# [What the task requires]
How many lines in the material below include the string "EGFR"? Only the number should be given.

Source material Block Start

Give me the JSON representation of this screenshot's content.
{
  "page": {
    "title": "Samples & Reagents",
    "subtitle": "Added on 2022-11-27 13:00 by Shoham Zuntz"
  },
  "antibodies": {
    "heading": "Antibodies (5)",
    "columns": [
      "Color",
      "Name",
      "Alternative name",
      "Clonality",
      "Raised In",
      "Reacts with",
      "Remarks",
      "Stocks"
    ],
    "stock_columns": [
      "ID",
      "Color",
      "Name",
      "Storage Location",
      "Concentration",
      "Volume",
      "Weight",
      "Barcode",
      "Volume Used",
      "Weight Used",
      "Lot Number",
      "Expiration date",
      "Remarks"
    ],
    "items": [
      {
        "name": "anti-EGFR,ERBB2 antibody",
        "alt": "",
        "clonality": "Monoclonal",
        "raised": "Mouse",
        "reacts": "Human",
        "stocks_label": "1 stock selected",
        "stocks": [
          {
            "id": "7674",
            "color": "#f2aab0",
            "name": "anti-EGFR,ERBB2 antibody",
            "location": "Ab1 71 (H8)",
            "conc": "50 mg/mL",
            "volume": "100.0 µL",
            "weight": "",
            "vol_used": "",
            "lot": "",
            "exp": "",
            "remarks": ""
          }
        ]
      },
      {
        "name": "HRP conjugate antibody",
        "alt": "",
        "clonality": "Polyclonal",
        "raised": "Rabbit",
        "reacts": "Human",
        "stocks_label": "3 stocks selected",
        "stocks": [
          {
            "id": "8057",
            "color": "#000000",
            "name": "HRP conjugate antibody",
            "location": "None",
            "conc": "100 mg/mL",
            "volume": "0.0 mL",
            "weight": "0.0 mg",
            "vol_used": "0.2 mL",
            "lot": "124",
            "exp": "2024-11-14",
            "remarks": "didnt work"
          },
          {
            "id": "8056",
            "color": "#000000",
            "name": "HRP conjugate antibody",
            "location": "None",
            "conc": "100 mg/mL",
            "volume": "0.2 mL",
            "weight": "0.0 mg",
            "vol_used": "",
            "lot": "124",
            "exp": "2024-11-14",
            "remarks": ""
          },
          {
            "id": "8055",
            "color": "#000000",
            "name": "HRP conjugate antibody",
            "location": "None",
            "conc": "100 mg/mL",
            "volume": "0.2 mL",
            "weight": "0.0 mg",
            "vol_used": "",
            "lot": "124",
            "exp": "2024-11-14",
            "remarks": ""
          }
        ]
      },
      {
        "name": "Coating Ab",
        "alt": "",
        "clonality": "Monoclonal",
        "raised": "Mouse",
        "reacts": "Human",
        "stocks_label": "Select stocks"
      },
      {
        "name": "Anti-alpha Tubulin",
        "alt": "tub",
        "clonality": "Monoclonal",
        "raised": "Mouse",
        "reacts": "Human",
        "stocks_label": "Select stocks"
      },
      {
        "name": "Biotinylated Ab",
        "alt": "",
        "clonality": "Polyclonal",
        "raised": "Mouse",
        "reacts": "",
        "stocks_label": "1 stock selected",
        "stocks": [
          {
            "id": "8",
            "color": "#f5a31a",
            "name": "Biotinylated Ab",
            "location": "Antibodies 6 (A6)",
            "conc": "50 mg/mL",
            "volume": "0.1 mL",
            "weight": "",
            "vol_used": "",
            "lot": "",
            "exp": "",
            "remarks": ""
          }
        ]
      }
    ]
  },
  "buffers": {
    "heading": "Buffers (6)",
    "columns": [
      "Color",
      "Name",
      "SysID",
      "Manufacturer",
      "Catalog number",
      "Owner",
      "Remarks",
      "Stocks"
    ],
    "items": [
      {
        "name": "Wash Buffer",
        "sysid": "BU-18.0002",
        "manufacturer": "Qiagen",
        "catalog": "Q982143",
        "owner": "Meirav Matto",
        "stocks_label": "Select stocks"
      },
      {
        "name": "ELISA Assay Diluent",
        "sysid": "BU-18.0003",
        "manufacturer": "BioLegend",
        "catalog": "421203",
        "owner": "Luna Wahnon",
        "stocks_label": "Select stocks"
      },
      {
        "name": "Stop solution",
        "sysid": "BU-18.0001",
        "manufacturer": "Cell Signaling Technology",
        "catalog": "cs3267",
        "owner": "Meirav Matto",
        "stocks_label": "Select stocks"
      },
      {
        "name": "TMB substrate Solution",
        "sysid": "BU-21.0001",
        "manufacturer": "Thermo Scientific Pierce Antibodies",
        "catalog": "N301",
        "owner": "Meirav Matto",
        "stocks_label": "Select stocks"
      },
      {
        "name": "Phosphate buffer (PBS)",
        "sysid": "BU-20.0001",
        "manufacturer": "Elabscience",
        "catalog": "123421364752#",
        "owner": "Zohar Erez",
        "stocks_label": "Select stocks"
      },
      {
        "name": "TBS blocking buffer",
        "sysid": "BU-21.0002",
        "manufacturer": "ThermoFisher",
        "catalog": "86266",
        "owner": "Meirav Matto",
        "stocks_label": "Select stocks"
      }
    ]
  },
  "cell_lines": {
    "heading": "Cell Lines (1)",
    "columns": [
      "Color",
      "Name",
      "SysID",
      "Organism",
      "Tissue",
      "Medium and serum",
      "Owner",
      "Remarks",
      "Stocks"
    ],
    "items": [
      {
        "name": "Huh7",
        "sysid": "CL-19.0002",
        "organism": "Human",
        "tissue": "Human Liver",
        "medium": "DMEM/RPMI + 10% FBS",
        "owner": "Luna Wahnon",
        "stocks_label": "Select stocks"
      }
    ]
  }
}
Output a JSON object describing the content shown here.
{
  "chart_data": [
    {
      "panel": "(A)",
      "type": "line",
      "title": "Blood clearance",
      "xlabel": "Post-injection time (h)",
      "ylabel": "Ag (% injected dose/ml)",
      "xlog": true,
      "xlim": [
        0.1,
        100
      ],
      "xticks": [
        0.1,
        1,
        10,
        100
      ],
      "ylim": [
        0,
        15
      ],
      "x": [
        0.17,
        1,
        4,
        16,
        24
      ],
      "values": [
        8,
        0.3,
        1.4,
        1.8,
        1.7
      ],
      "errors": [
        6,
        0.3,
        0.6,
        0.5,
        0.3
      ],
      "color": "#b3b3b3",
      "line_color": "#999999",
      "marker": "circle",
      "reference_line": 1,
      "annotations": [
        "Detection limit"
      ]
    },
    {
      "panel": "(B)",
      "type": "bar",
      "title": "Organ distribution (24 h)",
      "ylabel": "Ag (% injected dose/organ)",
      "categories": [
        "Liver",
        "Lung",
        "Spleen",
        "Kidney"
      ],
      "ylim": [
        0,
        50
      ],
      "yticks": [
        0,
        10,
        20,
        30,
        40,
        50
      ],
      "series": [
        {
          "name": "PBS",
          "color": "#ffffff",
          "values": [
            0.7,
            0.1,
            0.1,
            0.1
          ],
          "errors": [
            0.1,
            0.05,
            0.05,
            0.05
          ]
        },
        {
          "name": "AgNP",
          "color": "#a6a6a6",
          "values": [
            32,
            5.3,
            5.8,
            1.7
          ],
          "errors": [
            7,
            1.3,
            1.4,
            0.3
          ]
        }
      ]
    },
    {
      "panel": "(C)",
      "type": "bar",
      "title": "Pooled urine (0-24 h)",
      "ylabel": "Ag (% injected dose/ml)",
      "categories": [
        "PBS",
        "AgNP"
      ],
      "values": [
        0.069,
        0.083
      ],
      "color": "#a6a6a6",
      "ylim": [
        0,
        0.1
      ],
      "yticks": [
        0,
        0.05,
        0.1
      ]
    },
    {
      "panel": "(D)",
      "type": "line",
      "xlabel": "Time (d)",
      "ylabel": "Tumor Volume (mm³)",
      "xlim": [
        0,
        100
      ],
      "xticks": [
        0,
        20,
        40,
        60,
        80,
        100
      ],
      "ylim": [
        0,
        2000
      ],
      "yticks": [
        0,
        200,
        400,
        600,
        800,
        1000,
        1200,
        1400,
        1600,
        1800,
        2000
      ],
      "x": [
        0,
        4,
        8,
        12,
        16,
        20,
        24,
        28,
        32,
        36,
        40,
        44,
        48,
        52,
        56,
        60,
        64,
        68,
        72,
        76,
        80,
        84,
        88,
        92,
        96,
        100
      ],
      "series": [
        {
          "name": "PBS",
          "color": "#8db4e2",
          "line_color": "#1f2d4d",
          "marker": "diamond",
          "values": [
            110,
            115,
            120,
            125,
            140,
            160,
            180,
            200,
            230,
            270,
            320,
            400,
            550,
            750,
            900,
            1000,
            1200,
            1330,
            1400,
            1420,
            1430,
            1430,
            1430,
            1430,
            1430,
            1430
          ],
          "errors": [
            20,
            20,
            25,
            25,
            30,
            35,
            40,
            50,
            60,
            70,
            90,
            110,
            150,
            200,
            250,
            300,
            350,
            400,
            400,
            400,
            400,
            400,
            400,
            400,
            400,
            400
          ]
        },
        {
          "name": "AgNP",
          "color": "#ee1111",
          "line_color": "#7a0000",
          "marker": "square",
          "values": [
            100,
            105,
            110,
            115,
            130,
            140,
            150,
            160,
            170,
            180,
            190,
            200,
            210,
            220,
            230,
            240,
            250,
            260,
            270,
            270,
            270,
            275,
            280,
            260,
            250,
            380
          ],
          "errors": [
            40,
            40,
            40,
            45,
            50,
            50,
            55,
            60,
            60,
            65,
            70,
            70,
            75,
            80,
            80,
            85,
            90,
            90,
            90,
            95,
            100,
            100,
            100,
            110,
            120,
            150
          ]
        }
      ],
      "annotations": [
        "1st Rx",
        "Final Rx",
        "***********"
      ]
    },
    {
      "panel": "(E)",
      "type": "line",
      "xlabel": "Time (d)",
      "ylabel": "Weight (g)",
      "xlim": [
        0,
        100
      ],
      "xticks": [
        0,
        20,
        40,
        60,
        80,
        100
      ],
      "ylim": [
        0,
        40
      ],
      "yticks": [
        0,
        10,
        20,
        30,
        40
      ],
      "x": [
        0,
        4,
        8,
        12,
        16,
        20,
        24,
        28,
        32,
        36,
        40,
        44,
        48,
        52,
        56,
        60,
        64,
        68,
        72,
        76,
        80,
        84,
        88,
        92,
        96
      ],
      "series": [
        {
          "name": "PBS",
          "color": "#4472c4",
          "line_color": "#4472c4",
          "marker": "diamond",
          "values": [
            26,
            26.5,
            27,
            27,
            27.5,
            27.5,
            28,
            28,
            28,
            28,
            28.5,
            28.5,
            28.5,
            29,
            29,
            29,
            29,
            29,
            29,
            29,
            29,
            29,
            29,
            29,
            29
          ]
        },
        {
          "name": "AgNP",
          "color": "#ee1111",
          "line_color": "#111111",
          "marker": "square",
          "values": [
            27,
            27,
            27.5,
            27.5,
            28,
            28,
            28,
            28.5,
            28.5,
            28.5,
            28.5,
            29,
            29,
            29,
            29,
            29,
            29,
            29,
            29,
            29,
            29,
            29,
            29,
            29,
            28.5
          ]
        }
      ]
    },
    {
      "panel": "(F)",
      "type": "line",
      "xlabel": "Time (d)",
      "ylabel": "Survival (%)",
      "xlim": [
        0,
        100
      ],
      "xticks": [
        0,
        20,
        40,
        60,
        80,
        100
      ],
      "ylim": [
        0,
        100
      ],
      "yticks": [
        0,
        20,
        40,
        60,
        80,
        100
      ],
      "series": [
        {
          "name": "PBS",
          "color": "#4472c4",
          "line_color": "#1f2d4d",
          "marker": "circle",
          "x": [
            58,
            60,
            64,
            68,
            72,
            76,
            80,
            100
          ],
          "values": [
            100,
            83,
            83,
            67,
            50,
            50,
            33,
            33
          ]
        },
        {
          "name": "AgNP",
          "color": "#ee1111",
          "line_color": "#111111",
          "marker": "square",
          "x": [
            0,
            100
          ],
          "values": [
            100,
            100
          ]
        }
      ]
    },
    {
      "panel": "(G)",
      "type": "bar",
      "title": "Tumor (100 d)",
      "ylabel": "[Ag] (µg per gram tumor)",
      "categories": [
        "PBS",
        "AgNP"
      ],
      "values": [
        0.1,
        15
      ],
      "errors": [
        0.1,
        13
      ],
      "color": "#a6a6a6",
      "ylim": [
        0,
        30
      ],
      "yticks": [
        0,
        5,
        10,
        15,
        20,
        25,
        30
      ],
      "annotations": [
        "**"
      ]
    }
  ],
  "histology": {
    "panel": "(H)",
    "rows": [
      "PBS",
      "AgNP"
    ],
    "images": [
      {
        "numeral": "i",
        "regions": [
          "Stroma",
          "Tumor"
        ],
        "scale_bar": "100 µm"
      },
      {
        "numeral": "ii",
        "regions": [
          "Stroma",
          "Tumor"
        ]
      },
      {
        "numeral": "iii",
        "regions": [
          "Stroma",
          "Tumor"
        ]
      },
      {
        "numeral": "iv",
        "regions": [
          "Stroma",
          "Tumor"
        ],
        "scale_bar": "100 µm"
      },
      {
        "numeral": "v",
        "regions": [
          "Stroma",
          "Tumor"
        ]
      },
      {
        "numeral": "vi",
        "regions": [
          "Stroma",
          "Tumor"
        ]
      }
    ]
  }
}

Source material Block End

# [Response area]
2